* Start Text extract *
Monday, January 10, 2011

March of the Androids

android_appsEarly last year when the iPad arrived on the scene, my African iPad series imagined what an Africa-specific tablet would be like and concluded with a concept of a tablet that ran on Google’s mobile OS, Android. Now, in January 2011, three Android tablets are prominent right now in the Nigerian market. The Samsung Galaxy Tab, the Starcomms MyPad and Encipher Group’s Inye.

The Samsung Galaxy Tab is being marketed via a partnership between Samsung Nigeria and Etisalat. The Galaxy Tab is the world’s most successful android tablet so far. At 7 inches, it is significantly smaller than the iPad, but that is what some people like about it, and you can make calls from it without going through a special VOIP app like Skype. Coming from one of the top electronics companies on the planet, the device has the characteristic Samsung quality and very nice specs (available here). It’s being offered at 125,000 naira which includes 250MB of internet data, free calling minutes and free text messages per month for 12 months.
* End Text extract *
*Challenges*:
(A) Reproduce the post on Android tablets from "Monday, January 10, 2011" up to and including "Encipher Group’s Inye.".
(B) Name every Android tablet that the post on Android tablets describes as prominent in the Nigerian market.
(C) According to the post on Android tablets, why does the Galaxy Tab have the characteristic Samsung quality?
The material that follows comes from a separate source and is unrelated to the post on Android tablets.
* Start Source material *
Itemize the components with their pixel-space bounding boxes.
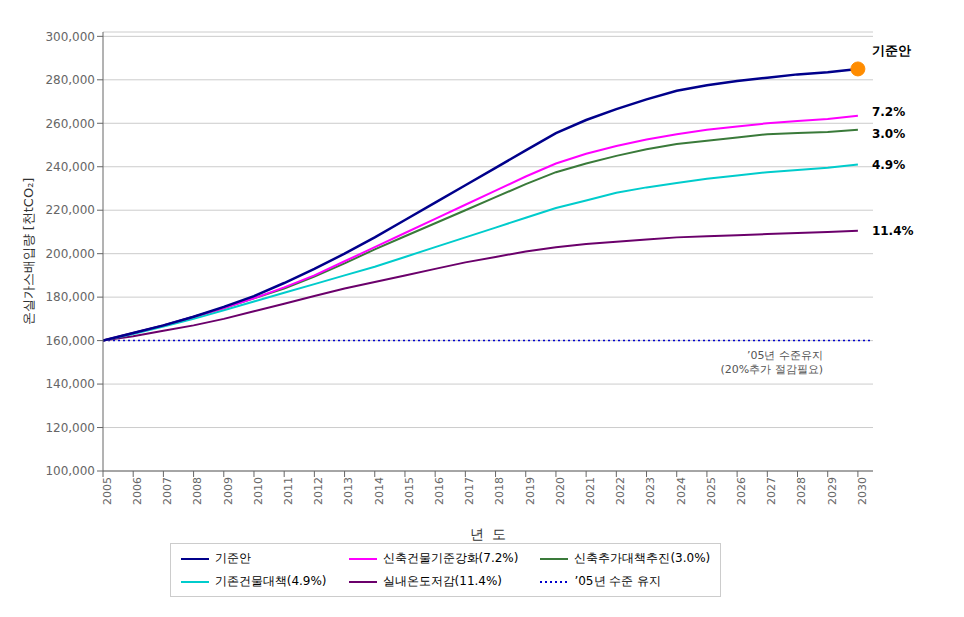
* End Source material *
*Answer set*:
(A)
Monday, January 10, 2011

March of the Androids

android_appsEarly last year when the iPad arrived on the scene, my African iPad series imagined what an Africa-specific tablet would be like and concluded with a concept of a tablet that ran on Google’s mobile OS, Android. Now, in January 2011, three Android tablets are prominent right now in the Nigerian market. The Samsung Galaxy Tab, the Starcomms MyPad and Encipher Group’s Inye.

(B) Samsung Galaxy Tab, Starcomms MyPad, Encipher Group's Inye

(C) The device comes from Samsung, which the post calls one of the top electronics companies on the planet.